▶ **WHAT NEEDS TO BE DONE**
Every line below that holds the string "train" should be copied out.

═══ SUPPLIED DATA ═══

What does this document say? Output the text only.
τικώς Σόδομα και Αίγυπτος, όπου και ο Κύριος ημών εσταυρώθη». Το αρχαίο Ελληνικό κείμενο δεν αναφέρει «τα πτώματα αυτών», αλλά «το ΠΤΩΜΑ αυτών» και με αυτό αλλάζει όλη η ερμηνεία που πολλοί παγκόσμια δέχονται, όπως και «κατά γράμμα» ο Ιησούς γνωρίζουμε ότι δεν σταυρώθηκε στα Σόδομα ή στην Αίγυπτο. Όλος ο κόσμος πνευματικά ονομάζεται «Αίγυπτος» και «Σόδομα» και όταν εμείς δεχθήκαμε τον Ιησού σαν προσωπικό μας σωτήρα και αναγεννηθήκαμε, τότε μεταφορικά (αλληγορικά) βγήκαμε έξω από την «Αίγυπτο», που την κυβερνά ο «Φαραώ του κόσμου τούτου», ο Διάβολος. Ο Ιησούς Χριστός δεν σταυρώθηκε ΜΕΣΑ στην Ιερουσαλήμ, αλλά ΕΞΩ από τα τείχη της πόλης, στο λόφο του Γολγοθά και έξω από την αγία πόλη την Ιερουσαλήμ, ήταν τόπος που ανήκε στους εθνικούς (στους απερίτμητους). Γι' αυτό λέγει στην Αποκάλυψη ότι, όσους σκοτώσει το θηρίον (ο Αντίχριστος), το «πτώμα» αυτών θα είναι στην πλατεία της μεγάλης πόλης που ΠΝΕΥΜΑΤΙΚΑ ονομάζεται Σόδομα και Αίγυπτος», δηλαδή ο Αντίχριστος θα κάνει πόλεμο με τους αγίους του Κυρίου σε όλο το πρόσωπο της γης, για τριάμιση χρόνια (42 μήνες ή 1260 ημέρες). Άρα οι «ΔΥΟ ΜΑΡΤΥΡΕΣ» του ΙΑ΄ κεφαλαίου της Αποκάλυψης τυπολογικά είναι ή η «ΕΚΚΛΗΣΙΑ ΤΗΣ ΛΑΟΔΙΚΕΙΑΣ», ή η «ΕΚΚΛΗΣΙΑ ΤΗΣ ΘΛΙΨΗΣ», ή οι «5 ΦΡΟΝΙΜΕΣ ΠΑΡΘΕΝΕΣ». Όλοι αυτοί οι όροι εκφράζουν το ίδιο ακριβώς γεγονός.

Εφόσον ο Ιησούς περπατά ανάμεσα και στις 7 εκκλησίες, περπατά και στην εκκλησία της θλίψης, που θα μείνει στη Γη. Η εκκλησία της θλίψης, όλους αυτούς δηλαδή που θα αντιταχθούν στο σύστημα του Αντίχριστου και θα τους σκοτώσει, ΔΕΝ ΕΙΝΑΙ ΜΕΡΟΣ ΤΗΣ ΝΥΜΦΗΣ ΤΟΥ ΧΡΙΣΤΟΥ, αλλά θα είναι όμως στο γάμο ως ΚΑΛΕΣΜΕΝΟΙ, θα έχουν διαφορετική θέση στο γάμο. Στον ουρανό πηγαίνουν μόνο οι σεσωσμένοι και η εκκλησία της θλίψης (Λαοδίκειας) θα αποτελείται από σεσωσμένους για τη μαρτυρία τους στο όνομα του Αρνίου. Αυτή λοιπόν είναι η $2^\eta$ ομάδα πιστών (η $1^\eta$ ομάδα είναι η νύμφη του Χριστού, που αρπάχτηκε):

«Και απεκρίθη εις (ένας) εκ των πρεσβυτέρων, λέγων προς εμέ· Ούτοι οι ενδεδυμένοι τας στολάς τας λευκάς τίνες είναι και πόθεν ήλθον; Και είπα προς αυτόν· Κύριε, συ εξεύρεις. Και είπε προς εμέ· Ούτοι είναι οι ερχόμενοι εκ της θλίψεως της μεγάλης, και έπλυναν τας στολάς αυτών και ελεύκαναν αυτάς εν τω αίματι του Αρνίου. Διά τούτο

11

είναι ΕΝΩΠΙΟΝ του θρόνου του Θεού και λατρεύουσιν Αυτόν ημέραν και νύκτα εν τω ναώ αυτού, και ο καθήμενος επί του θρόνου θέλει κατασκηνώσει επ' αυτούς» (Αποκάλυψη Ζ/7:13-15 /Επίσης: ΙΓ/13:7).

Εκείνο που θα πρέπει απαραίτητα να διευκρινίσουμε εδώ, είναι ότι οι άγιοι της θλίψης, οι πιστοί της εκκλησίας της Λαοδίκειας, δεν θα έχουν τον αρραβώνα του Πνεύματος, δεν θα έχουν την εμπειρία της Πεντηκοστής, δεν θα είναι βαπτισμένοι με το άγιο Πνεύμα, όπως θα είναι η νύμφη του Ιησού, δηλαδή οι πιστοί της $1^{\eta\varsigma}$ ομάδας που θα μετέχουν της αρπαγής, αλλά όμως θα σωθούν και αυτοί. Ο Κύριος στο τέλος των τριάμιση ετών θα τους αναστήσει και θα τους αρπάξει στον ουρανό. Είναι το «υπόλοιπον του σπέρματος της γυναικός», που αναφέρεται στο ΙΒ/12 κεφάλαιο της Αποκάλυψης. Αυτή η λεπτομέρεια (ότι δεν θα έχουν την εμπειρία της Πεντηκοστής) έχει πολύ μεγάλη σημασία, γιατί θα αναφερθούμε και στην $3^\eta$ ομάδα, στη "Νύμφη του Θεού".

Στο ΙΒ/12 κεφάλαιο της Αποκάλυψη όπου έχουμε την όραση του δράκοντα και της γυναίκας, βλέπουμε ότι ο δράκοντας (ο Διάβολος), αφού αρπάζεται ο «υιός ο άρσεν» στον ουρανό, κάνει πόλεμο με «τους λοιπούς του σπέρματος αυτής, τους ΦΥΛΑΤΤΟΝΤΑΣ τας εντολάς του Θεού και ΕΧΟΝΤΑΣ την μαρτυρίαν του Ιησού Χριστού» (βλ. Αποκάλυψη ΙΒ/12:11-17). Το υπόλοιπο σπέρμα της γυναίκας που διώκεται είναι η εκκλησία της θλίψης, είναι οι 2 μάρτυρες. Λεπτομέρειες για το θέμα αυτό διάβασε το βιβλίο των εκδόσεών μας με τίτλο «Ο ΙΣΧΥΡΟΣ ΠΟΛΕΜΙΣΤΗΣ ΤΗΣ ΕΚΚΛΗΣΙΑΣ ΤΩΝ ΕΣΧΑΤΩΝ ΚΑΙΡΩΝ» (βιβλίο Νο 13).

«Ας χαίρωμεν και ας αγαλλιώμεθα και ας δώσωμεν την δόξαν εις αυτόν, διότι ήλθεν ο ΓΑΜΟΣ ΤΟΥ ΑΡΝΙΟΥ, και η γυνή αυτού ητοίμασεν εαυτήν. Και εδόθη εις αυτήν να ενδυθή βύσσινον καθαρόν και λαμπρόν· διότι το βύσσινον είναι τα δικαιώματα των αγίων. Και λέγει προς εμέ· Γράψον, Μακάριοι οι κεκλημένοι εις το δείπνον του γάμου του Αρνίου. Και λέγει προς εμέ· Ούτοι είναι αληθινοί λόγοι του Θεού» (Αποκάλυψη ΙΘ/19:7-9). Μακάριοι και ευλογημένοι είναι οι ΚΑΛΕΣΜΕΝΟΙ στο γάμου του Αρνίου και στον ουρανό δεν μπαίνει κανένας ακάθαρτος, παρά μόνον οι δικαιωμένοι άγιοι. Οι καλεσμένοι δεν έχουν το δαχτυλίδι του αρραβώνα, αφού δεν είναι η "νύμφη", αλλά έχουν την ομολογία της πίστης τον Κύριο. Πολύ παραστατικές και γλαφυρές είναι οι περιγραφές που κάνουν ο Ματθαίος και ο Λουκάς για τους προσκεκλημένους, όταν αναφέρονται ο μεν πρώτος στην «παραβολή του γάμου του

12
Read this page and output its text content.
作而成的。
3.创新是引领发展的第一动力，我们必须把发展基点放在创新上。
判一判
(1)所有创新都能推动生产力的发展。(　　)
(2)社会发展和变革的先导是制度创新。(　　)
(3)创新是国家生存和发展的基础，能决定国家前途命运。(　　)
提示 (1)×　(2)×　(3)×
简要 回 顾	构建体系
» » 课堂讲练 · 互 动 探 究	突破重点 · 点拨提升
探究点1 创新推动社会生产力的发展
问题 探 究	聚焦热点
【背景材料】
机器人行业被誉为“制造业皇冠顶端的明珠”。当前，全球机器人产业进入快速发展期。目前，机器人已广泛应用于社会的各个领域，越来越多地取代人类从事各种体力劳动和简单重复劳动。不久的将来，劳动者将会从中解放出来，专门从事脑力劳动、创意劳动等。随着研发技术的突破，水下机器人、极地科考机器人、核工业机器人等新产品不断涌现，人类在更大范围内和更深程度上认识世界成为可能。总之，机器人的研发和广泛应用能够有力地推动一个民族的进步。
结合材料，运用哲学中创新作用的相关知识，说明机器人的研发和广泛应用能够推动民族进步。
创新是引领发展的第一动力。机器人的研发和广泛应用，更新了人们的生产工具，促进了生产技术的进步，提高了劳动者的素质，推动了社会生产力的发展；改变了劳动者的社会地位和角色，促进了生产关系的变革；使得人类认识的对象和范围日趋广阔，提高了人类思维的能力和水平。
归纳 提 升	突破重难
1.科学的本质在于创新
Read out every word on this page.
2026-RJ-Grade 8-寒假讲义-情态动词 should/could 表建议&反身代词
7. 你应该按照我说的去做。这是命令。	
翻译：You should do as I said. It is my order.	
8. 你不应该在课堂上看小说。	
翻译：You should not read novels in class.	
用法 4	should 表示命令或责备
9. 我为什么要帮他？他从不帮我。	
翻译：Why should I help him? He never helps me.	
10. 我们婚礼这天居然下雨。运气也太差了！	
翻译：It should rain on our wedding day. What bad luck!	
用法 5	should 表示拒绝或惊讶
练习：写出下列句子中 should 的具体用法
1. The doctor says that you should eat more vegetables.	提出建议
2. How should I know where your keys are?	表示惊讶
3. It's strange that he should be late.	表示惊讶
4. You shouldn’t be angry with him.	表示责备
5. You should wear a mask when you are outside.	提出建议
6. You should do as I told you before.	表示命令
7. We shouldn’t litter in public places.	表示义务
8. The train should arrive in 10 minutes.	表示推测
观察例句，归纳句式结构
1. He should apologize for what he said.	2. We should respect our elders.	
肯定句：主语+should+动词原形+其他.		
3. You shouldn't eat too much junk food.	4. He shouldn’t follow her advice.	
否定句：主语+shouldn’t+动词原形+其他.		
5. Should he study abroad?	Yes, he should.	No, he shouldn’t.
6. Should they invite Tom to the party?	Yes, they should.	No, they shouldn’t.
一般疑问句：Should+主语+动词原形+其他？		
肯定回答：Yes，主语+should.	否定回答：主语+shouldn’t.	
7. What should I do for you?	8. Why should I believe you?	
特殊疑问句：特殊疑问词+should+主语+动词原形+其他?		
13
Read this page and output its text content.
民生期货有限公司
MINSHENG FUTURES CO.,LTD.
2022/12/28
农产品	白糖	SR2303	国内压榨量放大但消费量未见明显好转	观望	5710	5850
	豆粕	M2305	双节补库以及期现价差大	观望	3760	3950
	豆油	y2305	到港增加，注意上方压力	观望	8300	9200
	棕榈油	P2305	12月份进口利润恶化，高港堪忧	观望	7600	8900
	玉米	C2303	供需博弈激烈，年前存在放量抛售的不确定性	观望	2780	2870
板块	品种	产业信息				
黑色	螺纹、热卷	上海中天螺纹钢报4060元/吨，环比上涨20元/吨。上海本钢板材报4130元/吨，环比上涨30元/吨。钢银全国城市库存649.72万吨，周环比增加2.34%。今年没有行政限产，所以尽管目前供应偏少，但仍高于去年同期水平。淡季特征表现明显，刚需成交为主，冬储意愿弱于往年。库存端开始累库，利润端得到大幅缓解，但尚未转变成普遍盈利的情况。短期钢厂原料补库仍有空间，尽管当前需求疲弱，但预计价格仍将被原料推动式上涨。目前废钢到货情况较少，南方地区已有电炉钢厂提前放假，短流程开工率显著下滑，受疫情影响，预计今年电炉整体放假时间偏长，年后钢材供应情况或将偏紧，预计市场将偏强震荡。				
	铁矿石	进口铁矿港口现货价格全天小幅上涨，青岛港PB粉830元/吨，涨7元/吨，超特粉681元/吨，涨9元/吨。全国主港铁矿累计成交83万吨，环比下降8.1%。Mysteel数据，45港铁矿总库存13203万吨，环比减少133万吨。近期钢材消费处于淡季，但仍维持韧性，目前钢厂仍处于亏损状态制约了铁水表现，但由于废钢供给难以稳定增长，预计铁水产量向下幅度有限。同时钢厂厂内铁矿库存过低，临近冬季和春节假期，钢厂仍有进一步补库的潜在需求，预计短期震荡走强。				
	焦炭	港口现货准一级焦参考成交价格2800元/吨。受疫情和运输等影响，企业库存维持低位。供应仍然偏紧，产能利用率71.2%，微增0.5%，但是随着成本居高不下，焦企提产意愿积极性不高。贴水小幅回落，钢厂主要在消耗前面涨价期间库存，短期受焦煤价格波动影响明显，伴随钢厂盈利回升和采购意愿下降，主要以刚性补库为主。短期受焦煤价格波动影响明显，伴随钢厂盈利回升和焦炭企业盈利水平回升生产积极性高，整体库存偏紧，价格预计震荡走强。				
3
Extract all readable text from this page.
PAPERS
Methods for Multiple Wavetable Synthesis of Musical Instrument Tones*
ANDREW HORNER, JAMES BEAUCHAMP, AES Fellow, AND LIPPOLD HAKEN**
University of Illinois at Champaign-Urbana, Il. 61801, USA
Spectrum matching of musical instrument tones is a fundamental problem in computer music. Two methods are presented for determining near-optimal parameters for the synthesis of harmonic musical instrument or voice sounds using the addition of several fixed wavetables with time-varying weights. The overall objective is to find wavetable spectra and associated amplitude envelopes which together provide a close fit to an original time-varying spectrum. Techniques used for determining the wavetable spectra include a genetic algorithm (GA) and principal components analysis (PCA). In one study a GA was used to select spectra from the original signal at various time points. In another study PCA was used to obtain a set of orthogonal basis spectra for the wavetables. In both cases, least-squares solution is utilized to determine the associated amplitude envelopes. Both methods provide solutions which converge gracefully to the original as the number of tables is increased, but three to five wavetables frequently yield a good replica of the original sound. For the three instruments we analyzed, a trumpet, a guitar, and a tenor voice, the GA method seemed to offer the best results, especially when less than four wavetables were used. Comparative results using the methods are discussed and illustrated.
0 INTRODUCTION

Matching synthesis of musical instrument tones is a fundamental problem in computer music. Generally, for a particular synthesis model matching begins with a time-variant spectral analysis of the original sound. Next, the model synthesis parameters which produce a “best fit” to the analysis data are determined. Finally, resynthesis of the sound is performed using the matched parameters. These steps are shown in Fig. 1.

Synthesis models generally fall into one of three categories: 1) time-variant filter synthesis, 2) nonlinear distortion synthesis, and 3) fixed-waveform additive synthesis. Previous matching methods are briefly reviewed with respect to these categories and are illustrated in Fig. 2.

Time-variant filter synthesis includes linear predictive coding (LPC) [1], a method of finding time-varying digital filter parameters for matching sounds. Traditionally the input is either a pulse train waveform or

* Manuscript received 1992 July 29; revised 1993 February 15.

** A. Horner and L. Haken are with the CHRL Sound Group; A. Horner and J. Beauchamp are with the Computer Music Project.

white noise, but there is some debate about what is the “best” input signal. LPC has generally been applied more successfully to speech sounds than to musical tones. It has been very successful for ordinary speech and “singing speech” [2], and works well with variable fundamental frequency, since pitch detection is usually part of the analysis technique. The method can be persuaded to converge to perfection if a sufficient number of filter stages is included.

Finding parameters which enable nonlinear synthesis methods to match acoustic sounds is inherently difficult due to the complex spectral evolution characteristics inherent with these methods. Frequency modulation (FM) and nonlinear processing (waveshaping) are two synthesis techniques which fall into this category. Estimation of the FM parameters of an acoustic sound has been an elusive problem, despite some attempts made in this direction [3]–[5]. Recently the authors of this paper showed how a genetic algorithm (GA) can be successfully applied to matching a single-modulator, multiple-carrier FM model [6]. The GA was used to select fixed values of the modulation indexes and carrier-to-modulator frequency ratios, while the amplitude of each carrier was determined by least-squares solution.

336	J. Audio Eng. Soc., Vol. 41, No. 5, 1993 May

═══

▶ **TASK RESPONSE**
8. The train should arrive in 10 minutes.	表示推测
Time-variant filter synthesis includes linear predictive coding (LPC) [1], a method of finding time-varying digital filter parameters for matching sounds. Traditionally the input is either a pulse train waveform or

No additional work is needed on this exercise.